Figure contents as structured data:
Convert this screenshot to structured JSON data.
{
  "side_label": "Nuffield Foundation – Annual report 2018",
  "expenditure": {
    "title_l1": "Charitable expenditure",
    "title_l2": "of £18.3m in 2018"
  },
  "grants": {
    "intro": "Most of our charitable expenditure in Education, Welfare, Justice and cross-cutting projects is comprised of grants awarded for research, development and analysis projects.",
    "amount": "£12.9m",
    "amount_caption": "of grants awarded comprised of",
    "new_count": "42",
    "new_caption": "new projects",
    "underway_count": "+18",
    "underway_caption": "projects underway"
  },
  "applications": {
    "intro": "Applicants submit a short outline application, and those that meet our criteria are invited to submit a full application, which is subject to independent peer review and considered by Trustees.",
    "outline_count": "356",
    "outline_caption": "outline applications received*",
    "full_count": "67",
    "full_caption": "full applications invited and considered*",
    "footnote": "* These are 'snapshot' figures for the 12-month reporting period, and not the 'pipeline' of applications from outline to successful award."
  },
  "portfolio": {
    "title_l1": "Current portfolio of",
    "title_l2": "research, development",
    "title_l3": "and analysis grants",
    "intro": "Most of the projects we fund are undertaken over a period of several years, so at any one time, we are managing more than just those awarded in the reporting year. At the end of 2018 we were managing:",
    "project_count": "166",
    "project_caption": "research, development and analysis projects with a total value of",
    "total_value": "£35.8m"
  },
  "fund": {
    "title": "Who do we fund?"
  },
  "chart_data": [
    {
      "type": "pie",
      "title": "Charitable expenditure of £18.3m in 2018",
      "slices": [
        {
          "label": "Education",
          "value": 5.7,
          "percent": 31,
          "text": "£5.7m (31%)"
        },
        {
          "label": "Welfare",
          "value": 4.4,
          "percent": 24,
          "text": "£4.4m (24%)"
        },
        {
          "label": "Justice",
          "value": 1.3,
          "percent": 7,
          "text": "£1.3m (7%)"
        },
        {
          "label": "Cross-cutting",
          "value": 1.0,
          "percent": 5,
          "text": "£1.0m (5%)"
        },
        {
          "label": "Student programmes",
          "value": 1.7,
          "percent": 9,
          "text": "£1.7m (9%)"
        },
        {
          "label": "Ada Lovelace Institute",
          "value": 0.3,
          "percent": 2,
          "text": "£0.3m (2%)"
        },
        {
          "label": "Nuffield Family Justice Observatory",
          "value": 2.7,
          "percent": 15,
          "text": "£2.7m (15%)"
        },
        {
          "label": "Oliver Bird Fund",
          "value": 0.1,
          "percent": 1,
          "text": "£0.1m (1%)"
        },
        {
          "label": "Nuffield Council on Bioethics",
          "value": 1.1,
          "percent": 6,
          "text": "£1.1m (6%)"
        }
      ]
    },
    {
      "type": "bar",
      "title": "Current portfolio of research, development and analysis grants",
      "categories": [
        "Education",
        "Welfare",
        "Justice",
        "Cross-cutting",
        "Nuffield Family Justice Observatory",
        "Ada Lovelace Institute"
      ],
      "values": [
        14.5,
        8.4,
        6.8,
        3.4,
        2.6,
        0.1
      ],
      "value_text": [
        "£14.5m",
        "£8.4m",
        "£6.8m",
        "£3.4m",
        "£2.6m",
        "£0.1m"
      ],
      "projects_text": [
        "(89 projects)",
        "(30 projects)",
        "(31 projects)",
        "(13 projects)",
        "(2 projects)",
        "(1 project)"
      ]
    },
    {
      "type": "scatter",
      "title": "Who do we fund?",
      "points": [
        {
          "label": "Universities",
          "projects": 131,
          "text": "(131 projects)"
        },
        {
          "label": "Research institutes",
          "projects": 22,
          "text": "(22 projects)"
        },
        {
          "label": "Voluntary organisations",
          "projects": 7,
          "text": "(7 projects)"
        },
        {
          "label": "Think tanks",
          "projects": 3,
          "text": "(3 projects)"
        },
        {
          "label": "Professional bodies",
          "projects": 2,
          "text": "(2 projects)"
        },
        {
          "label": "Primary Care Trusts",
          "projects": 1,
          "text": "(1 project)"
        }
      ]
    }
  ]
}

_WHAT NEEDS TO BE DONE:_ Find every line in the records that has the string "reporting", then state how many there are and nothing else.

_WRITTEN ANSWER:_ 2